Exercise task »
Write out all the lines below as a JSON list of strings, with one string per line. Skip any blank lines and leave the pictures out.

Records »
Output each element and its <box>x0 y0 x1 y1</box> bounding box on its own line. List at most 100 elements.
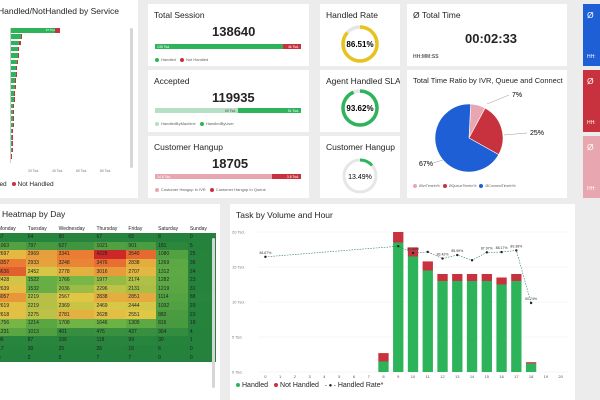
service-bar-not-handled <box>15 78 16 83</box>
heatmap-cell: 4 <box>0 353 26 362</box>
legend-not-handled: Not Handled <box>280 382 319 389</box>
accepted-card: Accepted 119935 69 Tsd. 51 Tsd. HandledB… <box>148 70 309 132</box>
accepted-bar: 69 Tsd. 51 Tsd. <box>155 108 301 113</box>
bar-not-handled <box>452 274 463 281</box>
service-bar <box>11 46 20 52</box>
bar-handled <box>466 281 478 372</box>
service-bar <box>11 65 17 71</box>
service-bar <box>11 122 13 127</box>
heatmap-cell: 1532 <box>25 284 57 294</box>
bar-not-handled <box>511 274 522 281</box>
heatmap-cell: 901 <box>126 241 157 251</box>
bar-handled <box>452 281 463 372</box>
rate-label: 50.74% <box>525 297 537 301</box>
accepted-legend: HandledByMachine HandledByUser <box>155 121 234 126</box>
service-bar <box>11 141 13 146</box>
service-bar-handled <box>11 53 18 58</box>
heatmap-column-header: Monday <box>0 225 16 232</box>
heatmap-cell: 1013 <box>25 327 57 337</box>
heatmap-cell: 437 <box>126 327 157 337</box>
ratio-pie: 67% 7% 25% <box>419 92 544 173</box>
y-tick-label: 10 Tsd. <box>232 300 245 305</box>
heatmap-cell: 2275 <box>25 310 57 319</box>
bar-not-handled <box>496 277 507 285</box>
rate-label: 85.99% <box>451 249 463 253</box>
x-tick-label: 12 <box>440 374 445 379</box>
customer-hangup-gauge-card: Customer Hangup 13.49% <box>320 136 400 198</box>
heatmap-cell: 2628 <box>94 310 127 319</box>
service-bar <box>11 109 14 115</box>
rate-label: 88.17% <box>496 246 508 250</box>
service-scrollbar[interactable] <box>130 28 133 168</box>
heatmap-cell: 2452 <box>25 267 57 276</box>
heatmap-cell: 797 <box>25 241 57 251</box>
legend-handled: led <box>0 181 7 188</box>
heatmap-cell: 0 <box>156 353 188 362</box>
heatmap-cell: 2036 <box>56 284 95 294</box>
heatmap-cell: 3540 <box>126 250 157 259</box>
heatmap-cell: 2933 <box>25 258 57 268</box>
heatmap-cell: 364 <box>156 327 188 337</box>
x-tick-label: 7 <box>368 374 371 379</box>
right-tile-red: Ø HH: <box>583 70 600 132</box>
bar-handled <box>378 361 389 372</box>
handled-rate-ring: 86.51% <box>341 25 379 63</box>
service-bar-handled <box>11 40 20 46</box>
heatmap-row: 676480676580 <box>0 233 216 242</box>
service-bar <box>11 78 16 83</box>
x-tick-label: 11 <box>426 374 431 379</box>
heatmap-cell: 2851 <box>126 293 157 302</box>
heatmap-row: 4257700 <box>0 353 216 362</box>
rate-point <box>529 301 533 305</box>
heatmap-cell: 3357 <box>0 258 26 268</box>
heatmap-column-header: Thursday <box>96 225 118 232</box>
heatmap-cell: 2219 <box>25 301 57 311</box>
bar-machine: 69 Tsd. <box>155 108 239 113</box>
bar-not-handled <box>481 274 492 281</box>
x-tick-label: 9 <box>397 374 400 379</box>
heatmap-cell: 2838 <box>94 293 127 302</box>
heatmap-cell: 3016 <box>94 267 127 276</box>
heatmap-column-header: Friday <box>128 225 143 232</box>
heatmap-card: Heatmap by Day Monday Tuesday Wednesday Thu… <box>0 204 220 400</box>
service-card: Handled/NotHandled by Service 37 Tsd. 20… <box>0 0 138 198</box>
heatmap-cell: 882 <box>156 310 188 319</box>
service-axis-tick: 80 Tsd. <box>100 169 112 173</box>
service-bar <box>11 53 19 58</box>
bar-handled <box>437 281 448 372</box>
heatmap-row: 1756121417081646130581618 <box>0 318 216 328</box>
heatmap-cell: 67 <box>94 233 127 242</box>
legend-not-handled: Not Handled <box>17 181 54 188</box>
heatmap-title: Heatmap by Day <box>2 209 66 219</box>
ratio-legend: ØIvrTimeIn% ØQueueTimeIn% ØConnectTimeIn… <box>413 184 516 189</box>
heatmap-cell: 476 <box>94 327 127 337</box>
rate-point <box>485 251 489 254</box>
total-session-title: Total Session <box>154 10 205 20</box>
bar-not-handled: 4k Tsd. <box>283 44 301 49</box>
heatmap-cell: 2131 <box>126 284 157 294</box>
service-bar <box>11 128 13 134</box>
heatmap-cell: 1756 <box>0 318 26 328</box>
heatmap-cell: 30 <box>25 344 57 354</box>
service-axis-tick: 60 Tsd. <box>76 169 88 173</box>
heatmap-scrollbar[interactable] <box>212 238 215 388</box>
right-tile-blue: Ø HH: <box>583 4 600 66</box>
heatmap-cell: 3476 <box>94 258 127 268</box>
heatmap-cell: 1708 <box>56 318 95 328</box>
service-bar <box>11 147 12 153</box>
heatmap-cell: 2619 <box>0 301 26 311</box>
agent-sla-ring: 93.62% <box>341 89 379 127</box>
bar-not-handled <box>393 232 404 243</box>
accepted-title: Accepted <box>154 76 190 86</box>
service-bar <box>11 116 14 121</box>
bar-not-handled <box>422 261 433 271</box>
heatmap-cell: 2551 <box>126 310 157 319</box>
service-bar-not-handled <box>16 65 17 71</box>
service-axis: 20 Tsd. 40 Tsd. 60 Tsd. 80 Tsd. <box>10 169 130 175</box>
customer-hangup-value: 18705 <box>212 156 249 171</box>
service-bars: 37 Tsd. <box>10 28 131 163</box>
legend-handled-rate: Handled Rate* <box>337 382 384 389</box>
rate-point <box>426 250 429 254</box>
bar-handled <box>511 281 522 372</box>
x-tick-label: 15 <box>485 374 490 379</box>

Solution to this exercise »
[
  "Output each element and its <box>x0 y0 x1 y1</box> bounding box on its own line. List at most 100 elements.",
  "service-bar-not-handled <box>15 78 16 83</box>",
  "heatmap-cell: 4 <box>0 353 26 362</box>",
  "legend-not-handled: Not Handled <box>280 382 319 389</box>",
  "accepted-card: Accepted 119935 69 Tsd. 51 Tsd. HandledB… <box>148 70 309 132</box>",
  "accepted-bar: 69 Tsd. 51 Tsd. <box>155 108 301 113</box>",
  "bar-not-handled <box>452 274 463 281</box>",
  "service-bar <box>11 46 20 52</box>",
  "bar-handled <box>466 281 478 372</box>",
  "service-bar <box>11 65 17 71</box>",
  "service-bar <box>11 122 13 127</box>",
  "heatmap-cell: 1532 <box>25 284 57 294</box>",
  "bar-not-handled <box>511 274 522 281</box>",
  "heatmap-cell: 901 <box>126 241 157 251</box>",
  "bar-handled <box>452 281 463 372</box>",
  "rate-label: 50.74% <box>525 297 537 301</box>",
  "accepted-legend: HandledByMachine HandledByUser <box>155 121 234 126</box>",
  "service-bar <box>11 141 13 146</box>",
  "service-bar-handled <box>11 53 18 58</box>",
  "heatmap-column-header: Monday <box>0 225 16 232</box>",
  "heatmap-cell: 1013 <box>25 327 57 337</box>",
  "heatmap-cell: 437 <box>126 327 157 337</box>",
  "ratio-pie: 67% 7% 25% <box>419 92 544 173</box>",
  "y-tick-label: 10 Tsd. <box>232 300 245 305</box>",
  "heatmap-cell: 2275 <box>25 310 57 319</box>",
  "bar-not-handled <box>496 277 507 285</box>",
  "rate-label: 85.99% <box>451 249 463 253</box>",
  "x-tick-label: 12 <box>440 374 445 379</box>",
  "customer-hangup-gauge-card: Customer Hangup 13.49% <box>320 136 400 198</box>",
  "heatmap-cell: 2628 <box>94 310 127 319</box>",
  "service-bar <box>11 109 14 115</box>",
  "rate-label: 88.17% <box>496 246 508 250</box>",
  "service-scrollbar[interactable] <box>130 28 133 168</box>",
  "heatmap-cell: 2452 <box>25 267 57 276</box>",
  "heatmap-cell: 797 <box>25 241 57 251</box>",
  "legend-handled: led <box>0 181 7 188</box>",
  "heatmap-cell: 0 <box>156 353 188 362</box>",
  "heatmap-cell: 2036 <box>56 284 95 294</box>",
  "heatmap-cell: 3540 <box>126 250 157 259</box>",
  "heatmap-cell: 2933 <box>25 258 57 268</box>",
  "heatmap-cell: 364 <box>156 327 188 337</box>",
  "x-tick-label: 7 <box>368 374 371 379</box>",
  "right-tile-red: Ø HH: <box>583 70 600 132</box>",
  "bar-handled <box>378 361 389 372</box>",
  "handled-rate-ring: 86.51% <box>341 25 379 63</box>",
  "service-bar-handled <box>11 40 20 46</box>",
  "heatmap-row: 676480676580 <box>0 233 216 242</box>",
  "service-bar <box>11 78 16 83</box>",
  "x-tick-label: 11 <box>426 374 431 379</box>",
  "heatmap-cell: 2851 <box>126 293 157 302</box>",
  "heatmap-row: 4257700 <box>0 353 216 362</box>",
  "rate-point <box>529 301 533 305</box>",
  "heatmap-cell: 3357 <box>0 258 26 268</box>",
  "heatmap-column-header: Thursday <box>96 225 118 232</box>",
  "heatmap-cell: 2219 <box>25 301 57 311</box>",
  "bar-machine: 69 Tsd. <box>155 108 239 113</box>",
  "bar-not-handled <box>481 274 492 281</box>",
  "x-tick-label: 9 <box>397 374 400 379</box>",
  "heatmap-cell: 2838 <box>94 293 127 302</box>",
  "heatmap-cell: 3016 <box>94 267 127 276</box>",
  "heatmap-column-header: Friday <box>128 225 143 232</box>",
  "heatmap-card: Heatmap by Day Monday Tuesday Wednesday Thu… <box>0 204 220 400</box>",
  "service-card: Handled/NotHandled by Service 37 Tsd. 20… <box>0 0 138 198</box>",
  "heatmap-cell: 882 <box>156 310 188 319</box>",
  "service-axis-tick: 80 Tsd. <box>100 169 112 173</box>",
  "service-bar <box>11 53 19 58</box>",
  "bar-handled <box>437 281 448 372</box>",
  "heatmap-row: 1756121417081646130581618 <box>0 318 216 328</box>",
  "heatmap-cell: 67 <box>94 233 127 242</box>",
  "legend-not-handled: Not Handled <box>17 181 54 188</box>",
  "heatmap-title: Heatmap by Day <box>2 209 66 219</box>",
  "ratio-legend: ØIvrTimeIn% ØQueueTimeIn% ØConnectTimeIn… <box>413 184 516 189</box>",
  "heatmap-cell: 476 <box>94 327 127 337</box>",
  "rate-point <box>485 251 489 254</box>",
  "total-session-title: Total Session <box>154 10 205 20</box>",
  "bar-not-handled: 4k Tsd. <box>283 44 301 49</box>",
  "heatmap-cell: 2131 <box>126 284 157 294</box>",
  "service-bar <box>11 128 13 134</box>",
  "heatmap-cell: 1756 <box>0 318 26 328</box>",
  "heatmap-cell: 30 <box>25 344 57 354</box>",
  "service-axis-tick: 60 Tsd. <box>76 169 88 173</box>",
  "heatmap-scrollbar[interactable] <box>212 238 215 388</box>",
  "right-tile-blue: Ø HH: <box>583 4 600 66</box>",
  "heatmap-cell: 3476 <box>94 258 127 268</box>",
  "heatmap-cell: 1708 <box>56 318 95 328</box>",
  "service-bar <box>11 147 12 153</box>",
  "heatmap-cell: 2619 <box>0 301 26 311</box>",
  "agent-sla-ring: 93.62% <box>341 89 379 127</box>",
  "bar-not-handled <box>393 232 404 243</box>",
  "accepted-title: Accepted <box>154 76 190 86</box>",
  "service-bar <box>11 116 14 121</box>",
  "bar-not-handled <box>422 261 433 271</box>",
  "heatmap-cell: 2551 <box>126 310 157 319</box>",
  "service-bar-not-handled <box>16 65 17 71</box>",
  "service-axis: 20 Tsd. 40 Tsd. 60 Tsd. 80 Tsd. <box>10 169 130 175</box>",
  "customer-hangup-value: 18705 <box>212 156 249 171</box>",
  "service-bars: 37 Tsd. <box>10 28 131 163</box>",
  "legend-handled-rate: Handled Rate* <box>337 382 384 389</box>",
  "rate-point <box>426 250 429 254</box>",
  "bar-handled <box>511 281 522 372</box>",
  "x-tick-label: 15 <box>485 374 490 379</box>"
]